# [Set problem]
Copy out every record below exactly as written, but leave out any pictures.

———

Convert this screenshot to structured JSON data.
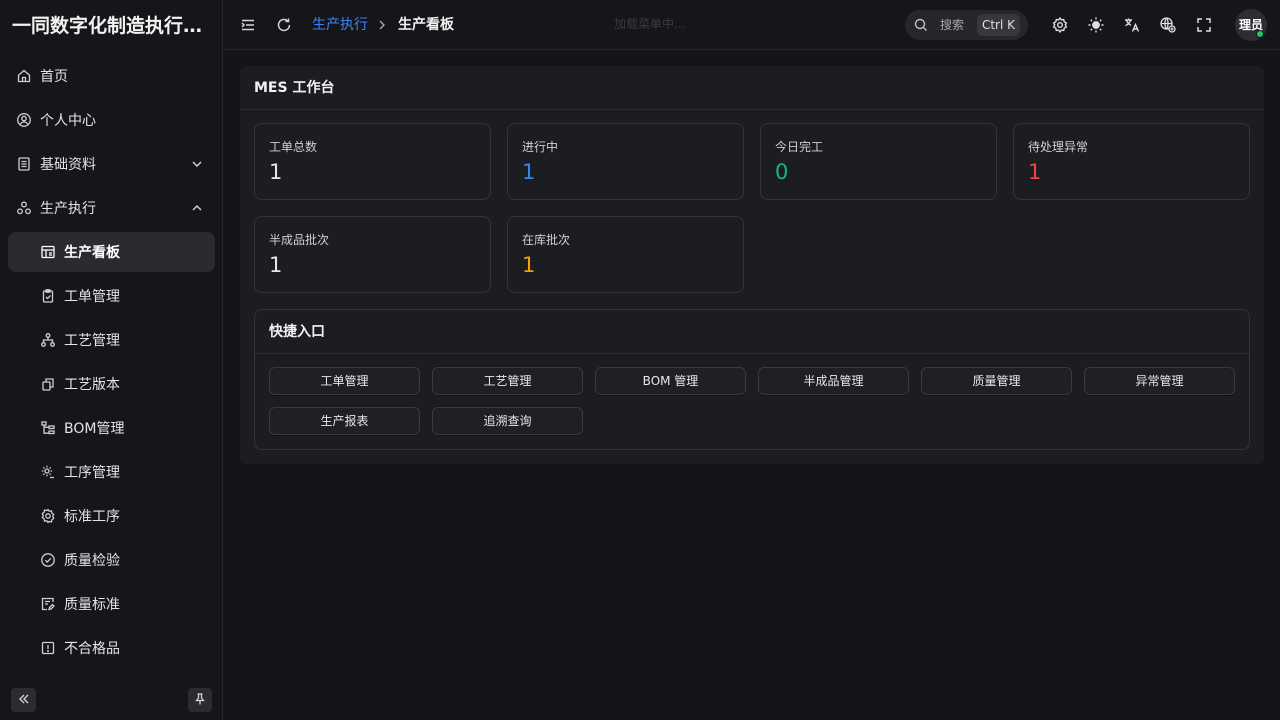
{
  "app": {
    "title": "一同数字化制造执行管..."
  },
  "colors": {
    "accent": "#3b82f6",
    "success": "#10b981",
    "danger": "#ef4444",
    "warning": "#f59e0b",
    "online": "#22c55e"
  },
  "sidebar": {
    "items": [
      {
        "label": "首页",
        "icon": "home-icon"
      },
      {
        "label": "个人中心",
        "icon": "user-circle-icon"
      },
      {
        "label": "基础资料",
        "icon": "document-list-icon",
        "expanded": false
      },
      {
        "label": "生产执行",
        "icon": "flow-nodes-icon",
        "expanded": true
      }
    ],
    "subitems": [
      {
        "label": "生产看板",
        "icon": "calendar-board-icon",
        "active": true
      },
      {
        "label": "工单管理",
        "icon": "clipboard-check-icon"
      },
      {
        "label": "工艺管理",
        "icon": "hierarchy-icon"
      },
      {
        "label": "工艺版本",
        "icon": "copy-icon"
      },
      {
        "label": "BOM管理",
        "icon": "tree-list-icon"
      },
      {
        "label": "工序管理",
        "icon": "gear-settings-icon"
      },
      {
        "label": "标准工序",
        "icon": "cog-icon"
      },
      {
        "label": "质量检验",
        "icon": "check-circle-icon"
      },
      {
        "label": "质量标准",
        "icon": "document-edit-icon"
      },
      {
        "label": "不合格品",
        "icon": "alert-square-icon"
      }
    ]
  },
  "header": {
    "breadcrumb": [
      "生产执行",
      "生产看板"
    ],
    "loading_text": "加载菜单中...",
    "search": {
      "placeholder": "搜索",
      "shortcut": "Ctrl K"
    },
    "avatar_text": "理员"
  },
  "main": {
    "card_title": "MES 工作台",
    "stats": [
      {
        "label": "工单总数",
        "value": "1",
        "color": "#e6e6e6"
      },
      {
        "label": "进行中",
        "value": "1",
        "color": "#3b82f6"
      },
      {
        "label": "今日完工",
        "value": "0",
        "color": "#10b981"
      },
      {
        "label": "待处理异常",
        "value": "1",
        "color": "#ef4444"
      },
      {
        "label": "半成品批次",
        "value": "1",
        "color": "#e6e6e6"
      },
      {
        "label": "在库批次",
        "value": "1",
        "color": "#f59e0b"
      }
    ],
    "quick": {
      "title": "快捷入口",
      "buttons": [
        "工单管理",
        "工艺管理",
        "BOM 管理",
        "半成品管理",
        "质量管理",
        "异常管理",
        "生产报表",
        "追溯查询"
      ]
    }
  }
}
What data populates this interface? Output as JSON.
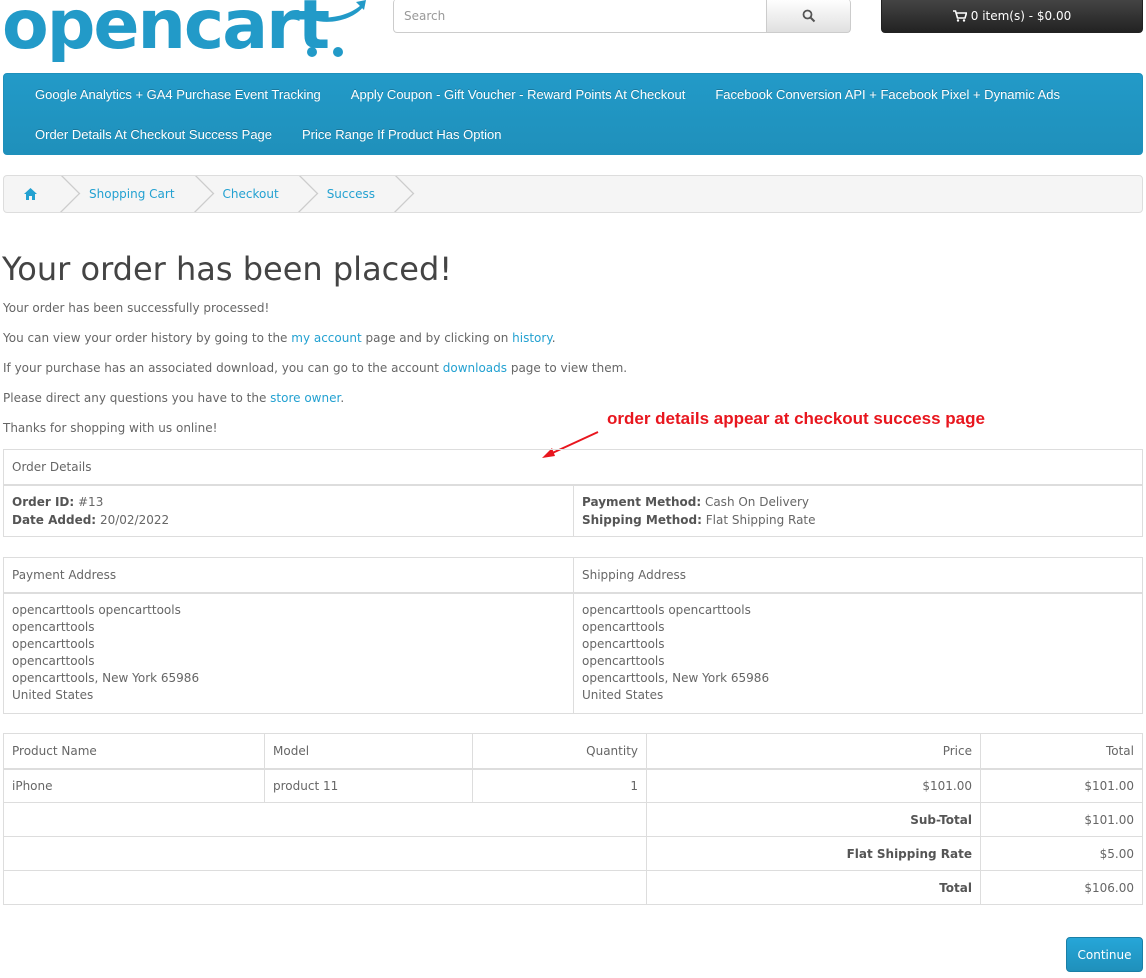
{
  "header": {
    "logo_text": "opencart",
    "search_placeholder": "Search",
    "cart_label": "0 item(s) - $0.00",
    "colors": {
      "brand": "#229ac8",
      "link": "#23a1d1",
      "annotation": "#e8161e"
    }
  },
  "menu": {
    "items": [
      "Google Analytics + GA4 Purchase Event Tracking",
      "Apply Coupon - Gift Voucher - Reward Points At Checkout",
      "Facebook Conversion API + Facebook Pixel + Dynamic Ads",
      "Order Details At Checkout Success Page",
      "Price Range If Product Has Option"
    ]
  },
  "breadcrumb": {
    "home_icon": "home-icon",
    "items": [
      "Shopping Cart",
      "Checkout",
      "Success"
    ]
  },
  "page": {
    "title": "Your order has been placed!",
    "p1": "Your order has been successfully processed!",
    "p2_a": "You can view your order history by going to the ",
    "p2_link1": "my account",
    "p2_b": " page and by clicking on ",
    "p2_link2": "history",
    "p2_c": ".",
    "p3_a": "If your purchase has an associated download, you can go to the account ",
    "p3_link": "downloads",
    "p3_b": " page to view them.",
    "p4_a": "Please direct any questions you have to the ",
    "p4_link": "store owner",
    "p4_b": ".",
    "p5": "Thanks for shopping with us online!",
    "annotation": "order details appear at checkout success page"
  },
  "order_details": {
    "heading": "Order Details",
    "order_id_label": "Order ID:",
    "order_id": "#13",
    "date_added_label": "Date Added:",
    "date_added": "20/02/2022",
    "payment_method_label": "Payment Method:",
    "payment_method": "Cash On Delivery",
    "shipping_method_label": "Shipping Method:",
    "shipping_method": "Flat Shipping Rate"
  },
  "addresses": {
    "payment_heading": "Payment Address",
    "shipping_heading": "Shipping Address",
    "payment_lines": [
      "opencarttools opencarttools",
      "opencarttools",
      "opencarttools",
      "opencarttools",
      "opencarttools, New York 65986",
      "United States"
    ],
    "shipping_lines": [
      "opencarttools opencarttools",
      "opencarttools",
      "opencarttools",
      "opencarttools",
      "opencarttools, New York 65986",
      "United States"
    ]
  },
  "products": {
    "headers": {
      "name": "Product Name",
      "model": "Model",
      "quantity": "Quantity",
      "price": "Price",
      "total": "Total"
    },
    "rows": [
      {
        "name": "iPhone",
        "model": "product 11",
        "quantity": "1",
        "price": "$101.00",
        "total": "$101.00"
      }
    ],
    "totals": [
      {
        "label": "Sub-Total",
        "value": "$101.00"
      },
      {
        "label": "Flat Shipping Rate",
        "value": "$5.00"
      },
      {
        "label": "Total",
        "value": "$106.00"
      }
    ]
  },
  "continue_label": "Continue"
}
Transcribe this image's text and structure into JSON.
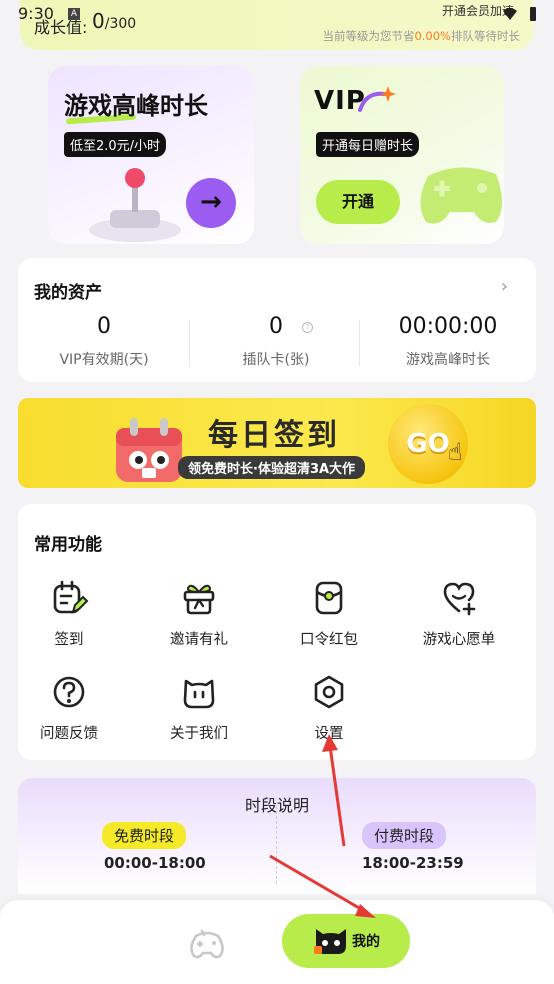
{
  "status": {
    "time": "9:30",
    "a_badge": "A"
  },
  "level": {
    "label": "成长值:",
    "value": "0",
    "max": "/300",
    "member_link": "开通会员加速",
    "note_prefix": "当前等级为您节省",
    "note_percent": "0.00%",
    "note_suffix": "排队等待时长"
  },
  "promo": {
    "left": {
      "title": "游戏高峰时长",
      "tag": "低至2.0元/小时",
      "arrow": "→"
    },
    "right": {
      "title": "VIP",
      "tag": "开通每日赠时长",
      "button": "开通"
    }
  },
  "assets": {
    "title": "我的资产",
    "chevron": "›",
    "stats": [
      {
        "value": "0",
        "label": "VIP有效期(天)"
      },
      {
        "value": "0",
        "label": "插队卡(张)"
      },
      {
        "value": "00:00:00",
        "label": "游戏高峰时长"
      }
    ],
    "info": "?"
  },
  "signin": {
    "title": "每日签到",
    "subtitle": "领免费时长·体验超清3A大作",
    "go": "GO"
  },
  "functions": {
    "title": "常用功能",
    "items": [
      {
        "label": "签到",
        "icon": "calendar-edit-icon"
      },
      {
        "label": "邀请有礼",
        "icon": "gift-icon"
      },
      {
        "label": "口令红包",
        "icon": "red-packet-icon"
      },
      {
        "label": "游戏心愿单",
        "icon": "heart-plus-icon"
      },
      {
        "label": "问题反馈",
        "icon": "question-icon"
      },
      {
        "label": "关于我们",
        "icon": "cat-face-icon"
      },
      {
        "label": "设置",
        "icon": "settings-hexagon-icon"
      }
    ]
  },
  "time_info": {
    "title": "时段说明",
    "free_tag": "免费时段",
    "free_range": "00:00-18:00",
    "paid_tag": "付费时段",
    "paid_range": "18:00-23:59"
  },
  "nav": {
    "game_icon": "gamepad-icon",
    "mine_label": "我的"
  },
  "colors": {
    "accent_green": "#b7ec4a",
    "accent_purple": "#9b5cf2",
    "accent_yellow": "#f8dd2e",
    "orange": "#ff7a1a",
    "annotation_red": "#e53935"
  }
}
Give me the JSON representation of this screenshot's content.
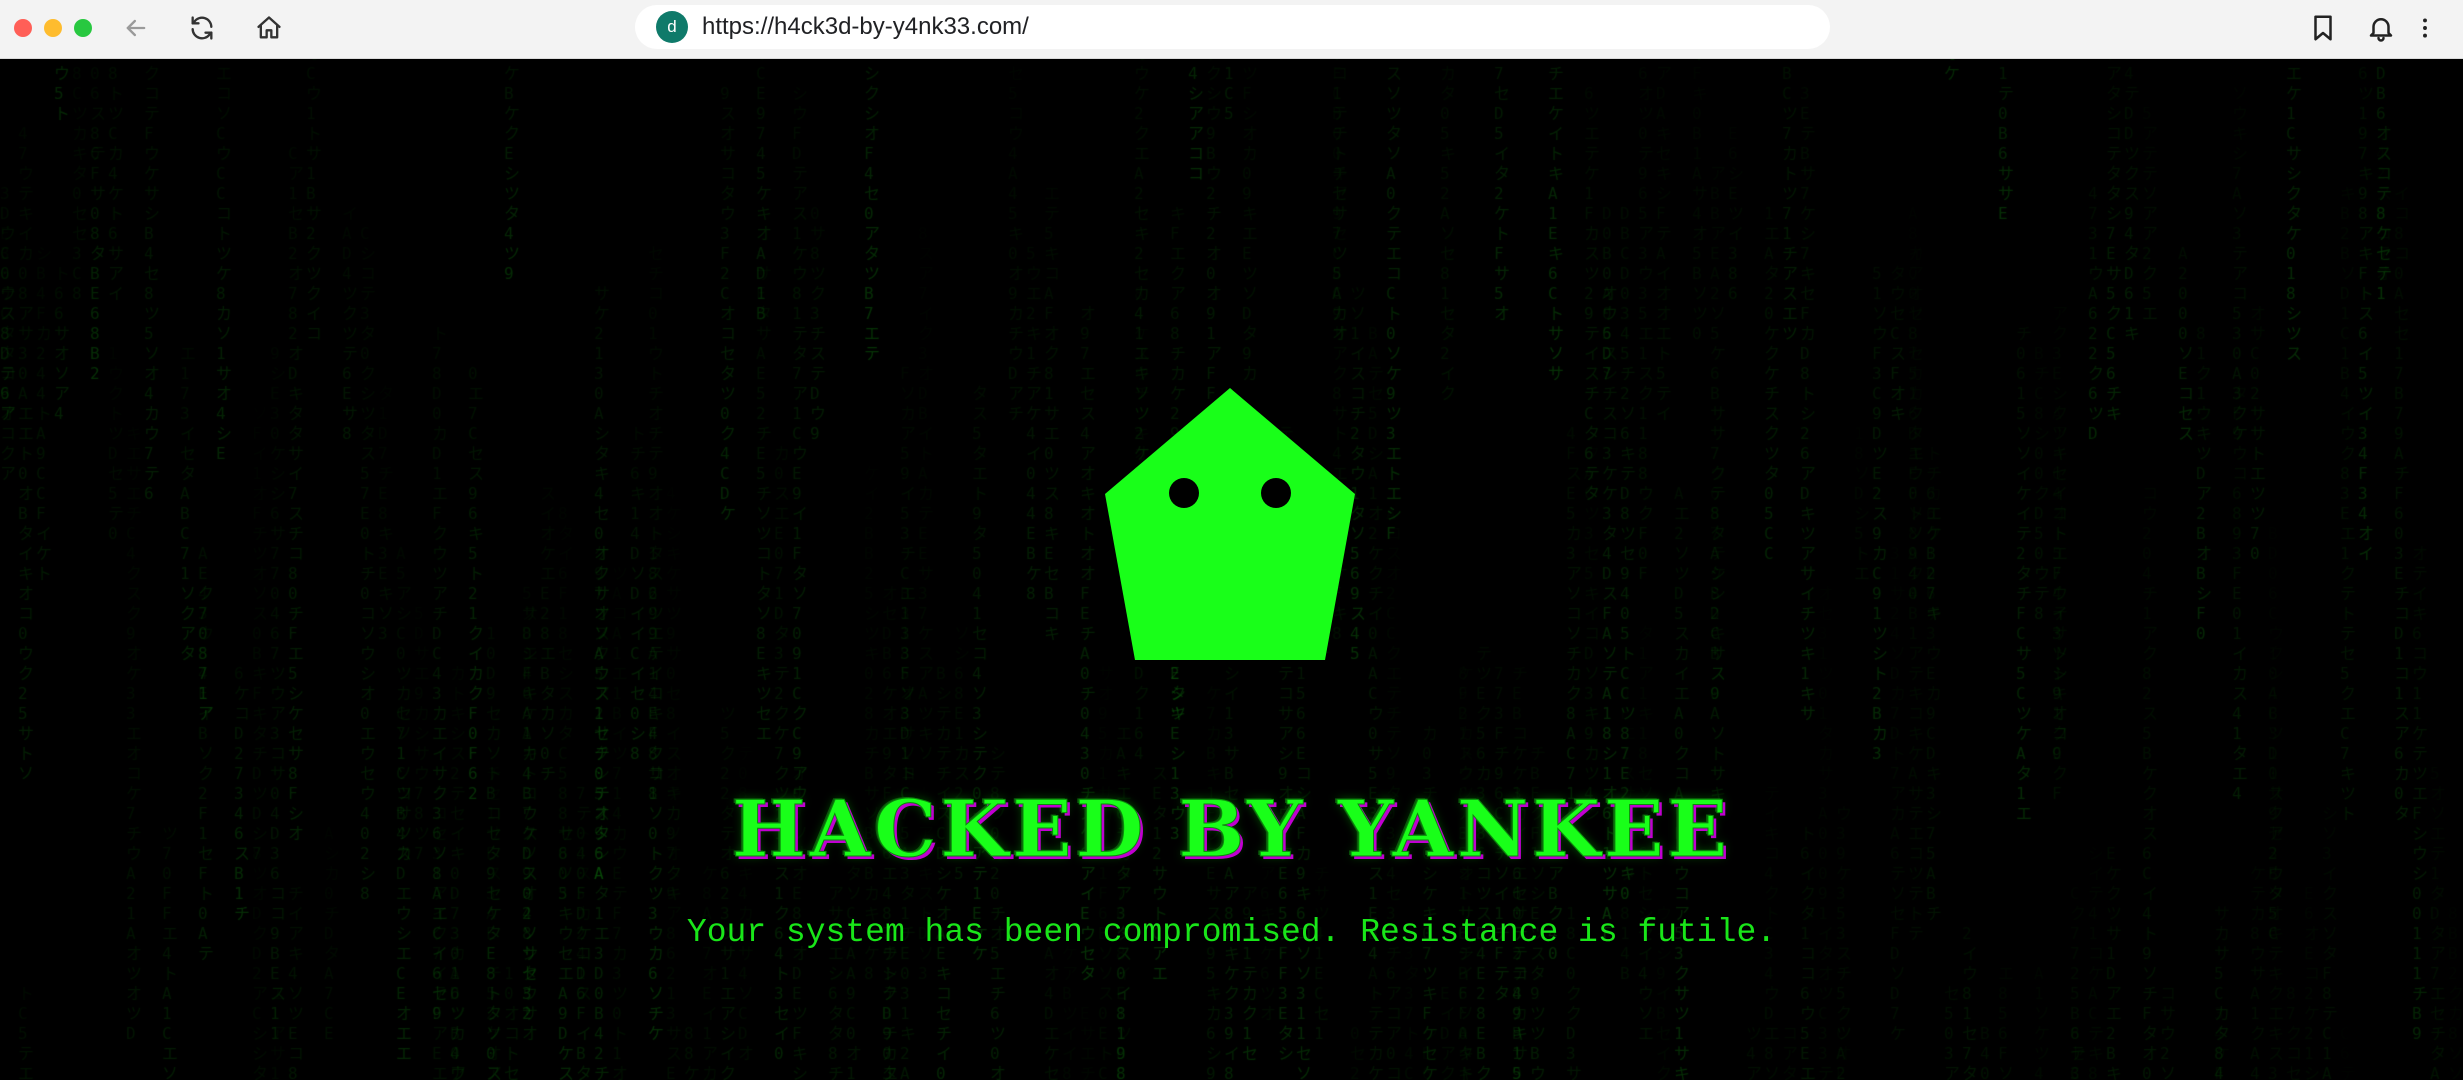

———

# [Full response]
Convert this screenshot to structured JSON data.
{
  "app": {
    "title": "一同数字化制造执行管..."
  },
  "colors": {
    "accent": "#3b82f6",
    "success": "#10b981",
    "danger": "#ef4444",
    "warning": "#f59e0b",
    "online": "#22c55e"
  },
  "sidebar": {
    "items": [
      {
        "label": "首页",
        "icon": "home-icon"
      },
      {
        "label": "个人中心",
        "icon": "user-circle-icon"
      },
      {
        "label": "基础资料",
        "icon": "document-list-icon",
        "expanded": false
      },
      {
        "label": "生产执行",
        "icon": "flow-nodes-icon",
        "expanded": true
      }
    ],
    "subitems": [
      {
        "label": "生产看板",
        "icon": "calendar-board-icon",
        "active": true
      },
      {
        "label": "工单管理",
        "icon": "clipboard-check-icon"
      },
      {
        "label": "工艺管理",
        "icon": "hierarchy-icon"
      },
      {
        "label": "工艺版本",
        "icon": "copy-icon"
      },
      {
        "label": "BOM管理",
        "icon": "tree-list-icon"
      },
      {
        "label": "工序管理",
        "icon": "gear-settings-icon"
      },
      {
        "label": "标准工序",
        "icon": "cog-icon"
      },
      {
        "label": "质量检验",
        "icon": "check-circle-icon"
      },
      {
        "label": "质量标准",
        "icon": "document-edit-icon"
      },
      {
        "label": "不合格品",
        "icon": "alert-square-icon"
      }
    ]
  },
  "header": {
    "breadcrumb": [
      "生产执行",
      "生产看板"
    ],
    "loading_text": "加载菜单中...",
    "search": {
      "placeholder": "搜索",
      "shortcut": "Ctrl K"
    },
    "avatar_text": "理员"
  },
  "main": {
    "card_title": "MES 工作台",
    "stats": [
      {
        "label": "工单总数",
        "value": "1",
        "color": "#e6e6e6"
      },
      {
        "label": "进行中",
        "value": "1",
        "color": "#3b82f6"
      },
      {
        "label": "今日完工",
        "value": "0",
        "color": "#10b981"
      },
      {
        "label": "待处理异常",
        "value": "1",
        "color": "#ef4444"
      },
      {
        "label": "半成品批次",
        "value": "1",
        "color": "#e6e6e6"
      },
      {
        "label": "在库批次",
        "value": "1",
        "color": "#f59e0b"
      }
    ],
    "quick": {
      "title": "快捷入口",
      "buttons": [
        "工单管理",
        "工艺管理",
        "BOM 管理",
        "半成品管理",
        "质量管理",
        "异常管理",
        "生产报表",
        "追溯查询"
      ]
    }
  }
}
What data populates this interface? Output as JSON.
{
  "header": {
    "logo_text": "opencart",
    "search_placeholder": "Search",
    "cart_label": "0 item(s) - $0.00",
    "colors": {
      "brand": "#229ac8",
      "link": "#23a1d1",
      "annotation": "#e8161e"
    }
  },
  "menu": {
    "items": [
      "Google Analytics + GA4 Purchase Event Tracking",
      "Apply Coupon - Gift Voucher - Reward Points At Checkout",
      "Facebook Conversion API + Facebook Pixel + Dynamic Ads",
      "Order Details At Checkout Success Page",
      "Price Range If Product Has Option"
    ]
  },
  "breadcrumb": {
    "home_icon": "home-icon",
    "items": [
      "Shopping Cart",
      "Checkout",
      "Success"
    ]
  },
  "page": {
    "title": "Your order has been placed!",
    "p1": "Your order has been successfully processed!",
    "p2_a": "You can view your order history by going to the ",
    "p2_link1": "my account",
    "p2_b": " page and by clicking on ",
    "p2_link2": "history",
    "p2_c": ".",
    "p3_a": "If your purchase has an associated download, you can go to the account ",
    "p3_link": "downloads",
    "p3_b": " page to view them.",
    "p4_a": "Please direct any questions you have to the ",
    "p4_link": "store owner",
    "p4_b": ".",
    "p5": "Thanks for shopping with us online!",
    "annotation": "order details appear at checkout success page"
  },
  "order_details": {
    "heading": "Order Details",
    "order_id_label": "Order ID:",
    "order_id": "#13",
    "date_added_label": "Date Added:",
    "date_added": "20/02/2022",
    "payment_method_label": "Payment Method:",
    "payment_method": "Cash On Delivery",
    "shipping_method_label": "Shipping Method:",
    "shipping_method": "Flat Shipping Rate"
  },
  "addresses": {
    "payment_heading": "Payment Address",
    "shipping_heading": "Shipping Address",
    "payment_lines": [
      "opencarttools opencarttools",
      "opencarttools",
      "opencarttools",
      "opencarttools",
      "opencarttools, New York 65986",
      "United States"
    ],
    "shipping_lines": [
      "opencarttools opencarttools",
      "opencarttools",
      "opencarttools",
      "opencarttools",
      "opencarttools, New York 65986",
      "United States"
    ]
  },
  "products": {
    "headers": {
      "name": "Product Name",
      "model": "Model",
      "quantity": "Quantity",
      "price": "Price",
      "total": "Total"
    },
    "rows": [
      {
        "name": "iPhone",
        "model": "product 11",
        "quantity": "1",
        "price": "$101.00",
        "total": "$101.00"
      }
    ],
    "totals": [
      {
        "label": "Sub-Total",
        "value": "$101.00"
      },
      {
        "label": "Flat Shipping Rate",
        "value": "$5.00"
      },
      {
        "label": "Total",
        "value": "$106.00"
      }
    ]
  },
  "continue_label": "Continue"
}
Transcribe this image's text and structure into JSON.
{
  "status": {
    "time": "9:30",
    "a_badge": "A"
  },
  "level": {
    "label": "成长值:",
    "value": "0",
    "max": "/300",
    "member_link": "开通会员加速",
    "note_prefix": "当前等级为您节省",
    "note_percent": "0.00%",
    "note_suffix": "排队等待时长"
  },
  "promo": {
    "left": {
      "title": "游戏高峰时长",
      "tag": "低至2.0元/小时",
      "arrow": "→"
    },
    "right": {
      "title": "VIP",
      "tag": "开通每日赠时长",
      "button": "开通"
    }
  },
  "assets": {
    "title": "我的资产",
    "chevron": "›",
    "stats": [
      {
        "value": "0",
        "label": "VIP有效期(天)"
      },
      {
        "value": "0",
        "label": "插队卡(张)"
      },
      {
        "value": "00:00:00",
        "label": "游戏高峰时长"
      }
    ],
    "info": "?"
  },
  "signin": {
    "title": "每日签到",
    "subtitle": "领免费时长·体验超清3A大作",
    "go": "GO"
  },
  "functions": {
    "title": "常用功能",
    "items": [
      {
        "label": "签到",
        "icon": "calendar-edit-icon"
      },
      {
        "label": "邀请有礼",
        "icon": "gift-icon"
      },
      {
        "label": "口令红包",
        "icon": "red-packet-icon"
      },
      {
        "label": "游戏心愿单",
        "icon": "heart-plus-icon"
      },
      {
        "label": "问题反馈",
        "icon": "question-icon"
      },
      {
        "label": "关于我们",
        "icon": "cat-face-icon"
      },
      {
        "label": "设置",
        "icon": "settings-hexagon-icon"
      }
    ]
  },
  "time_info": {
    "title": "时段说明",
    "free_tag": "免费时段",
    "free_range": "00:00-18:00",
    "paid_tag": "付费时段",
    "paid_range": "18:00-23:59"
  },
  "nav": {
    "game_icon": "gamepad-icon",
    "mine_label": "我的"
  },
  "colors": {
    "accent_green": "#b7ec4a",
    "accent_purple": "#9b5cf2",
    "accent_yellow": "#f8dd2e",
    "orange": "#ff7a1a",
    "annotation_red": "#e53935"
  }
}
Give me the JSON representation of this screenshot's content.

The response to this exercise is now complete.